Output every line exactly as written. Leave out pictures.

START Supplied material

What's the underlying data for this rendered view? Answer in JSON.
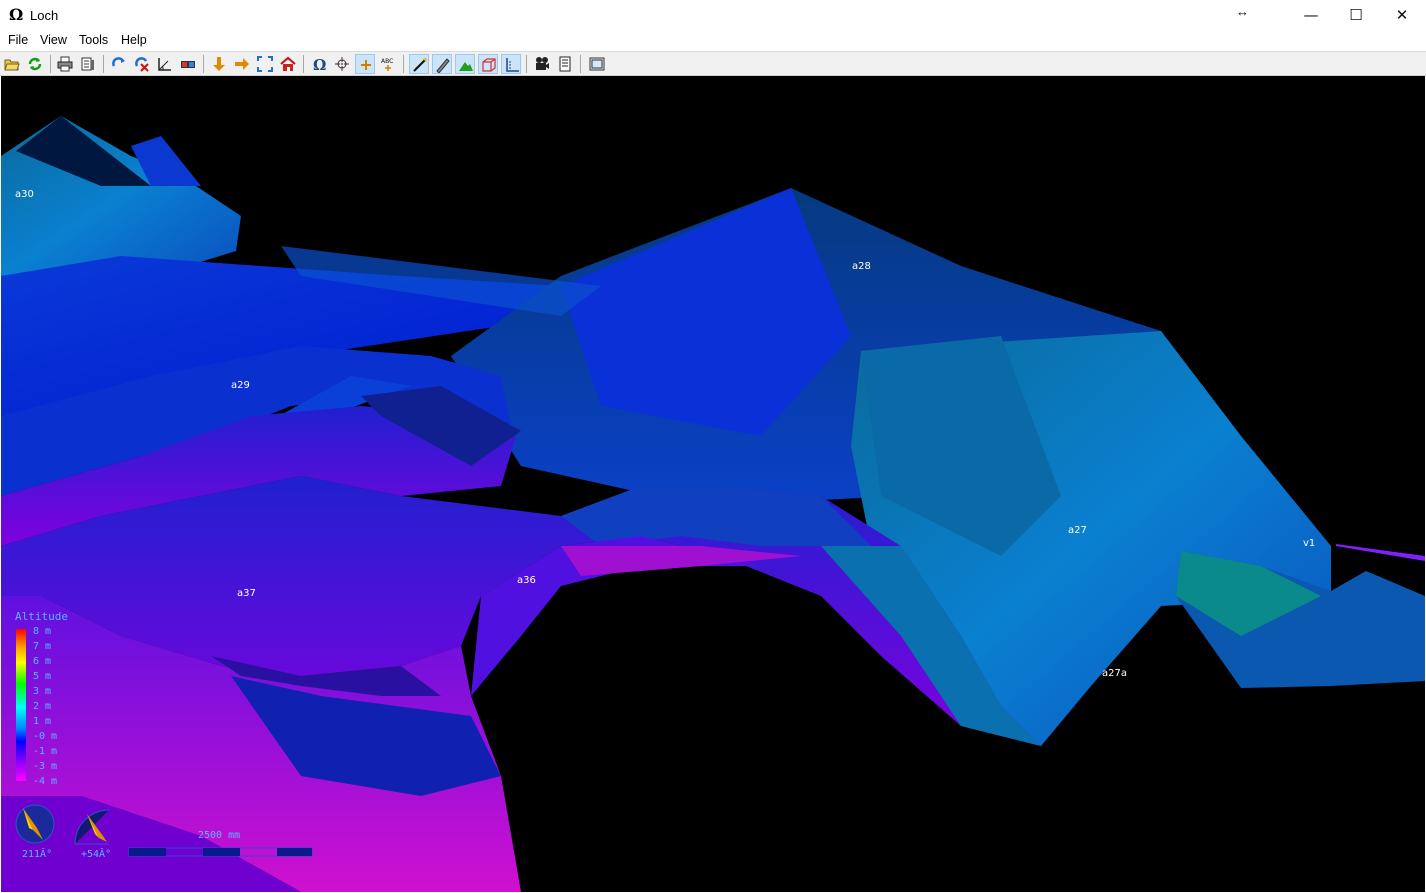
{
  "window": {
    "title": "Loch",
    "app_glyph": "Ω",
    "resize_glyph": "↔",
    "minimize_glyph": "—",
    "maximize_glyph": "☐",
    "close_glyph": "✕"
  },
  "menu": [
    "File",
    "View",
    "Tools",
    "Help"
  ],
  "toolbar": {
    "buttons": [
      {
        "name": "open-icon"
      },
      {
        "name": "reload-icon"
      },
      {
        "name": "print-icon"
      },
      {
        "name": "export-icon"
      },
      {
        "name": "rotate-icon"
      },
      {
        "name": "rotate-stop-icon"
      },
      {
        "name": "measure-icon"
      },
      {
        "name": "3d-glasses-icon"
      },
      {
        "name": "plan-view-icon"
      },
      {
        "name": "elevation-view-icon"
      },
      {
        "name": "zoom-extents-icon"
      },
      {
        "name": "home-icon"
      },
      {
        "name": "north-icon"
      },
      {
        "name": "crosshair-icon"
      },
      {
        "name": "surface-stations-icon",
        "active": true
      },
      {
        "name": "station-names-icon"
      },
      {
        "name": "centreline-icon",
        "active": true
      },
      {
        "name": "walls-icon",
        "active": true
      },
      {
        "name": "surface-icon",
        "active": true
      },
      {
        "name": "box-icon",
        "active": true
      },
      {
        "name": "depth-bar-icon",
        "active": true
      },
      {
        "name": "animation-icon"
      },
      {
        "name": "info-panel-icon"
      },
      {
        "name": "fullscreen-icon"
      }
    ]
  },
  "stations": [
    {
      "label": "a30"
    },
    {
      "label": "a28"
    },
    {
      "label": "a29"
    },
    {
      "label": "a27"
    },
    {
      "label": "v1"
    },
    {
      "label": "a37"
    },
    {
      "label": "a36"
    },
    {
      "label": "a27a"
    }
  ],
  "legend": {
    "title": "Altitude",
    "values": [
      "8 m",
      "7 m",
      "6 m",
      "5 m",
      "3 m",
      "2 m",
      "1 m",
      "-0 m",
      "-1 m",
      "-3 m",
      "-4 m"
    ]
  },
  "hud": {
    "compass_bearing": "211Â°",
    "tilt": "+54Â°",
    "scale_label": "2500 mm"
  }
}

END Supplied material

• Correct output:
What's the underlying data for this rendered view? Answer in JSON.
{
  "window": {
    "title": "Loch",
    "app_glyph": "Ω",
    "resize_glyph": "↔",
    "minimize_glyph": "—",
    "maximize_glyph": "☐",
    "close_glyph": "✕"
  },
  "menu": [
    "File",
    "View",
    "Tools",
    "Help"
  ],
  "toolbar": {
    "buttons": [
      {
        "name": "open-icon"
      },
      {
        "name": "reload-icon"
      },
      {
        "name": "print-icon"
      },
      {
        "name": "export-icon"
      },
      {
        "name": "rotate-icon"
      },
      {
        "name": "rotate-stop-icon"
      },
      {
        "name": "measure-icon"
      },
      {
        "name": "3d-glasses-icon"
      },
      {
        "name": "plan-view-icon"
      },
      {
        "name": "elevation-view-icon"
      },
      {
        "name": "zoom-extents-icon"
      },
      {
        "name": "home-icon"
      },
      {
        "name": "north-icon"
      },
      {
        "name": "crosshair-icon"
      },
      {
        "name": "surface-stations-icon",
        "active": true
      },
      {
        "name": "station-names-icon"
      },
      {
        "name": "centreline-icon",
        "active": true
      },
      {
        "name": "walls-icon",
        "active": true
      },
      {
        "name": "surface-icon",
        "active": true
      },
      {
        "name": "box-icon",
        "active": true
      },
      {
        "name": "depth-bar-icon",
        "active": true
      },
      {
        "name": "animation-icon"
      },
      {
        "name": "info-panel-icon"
      },
      {
        "name": "fullscreen-icon"
      }
    ]
  },
  "stations": [
    {
      "label": "a30"
    },
    {
      "label": "a28"
    },
    {
      "label": "a29"
    },
    {
      "label": "a27"
    },
    {
      "label": "v1"
    },
    {
      "label": "a37"
    },
    {
      "label": "a36"
    },
    {
      "label": "a27a"
    }
  ],
  "legend": {
    "title": "Altitude",
    "values": [
      "8 m",
      "7 m",
      "6 m",
      "5 m",
      "3 m",
      "2 m",
      "1 m",
      "-0 m",
      "-1 m",
      "-3 m",
      "-4 m"
    ]
  },
  "hud": {
    "compass_bearing": "211Â°",
    "tilt": "+54Â°",
    "scale_label": "2500 mm"
  }
}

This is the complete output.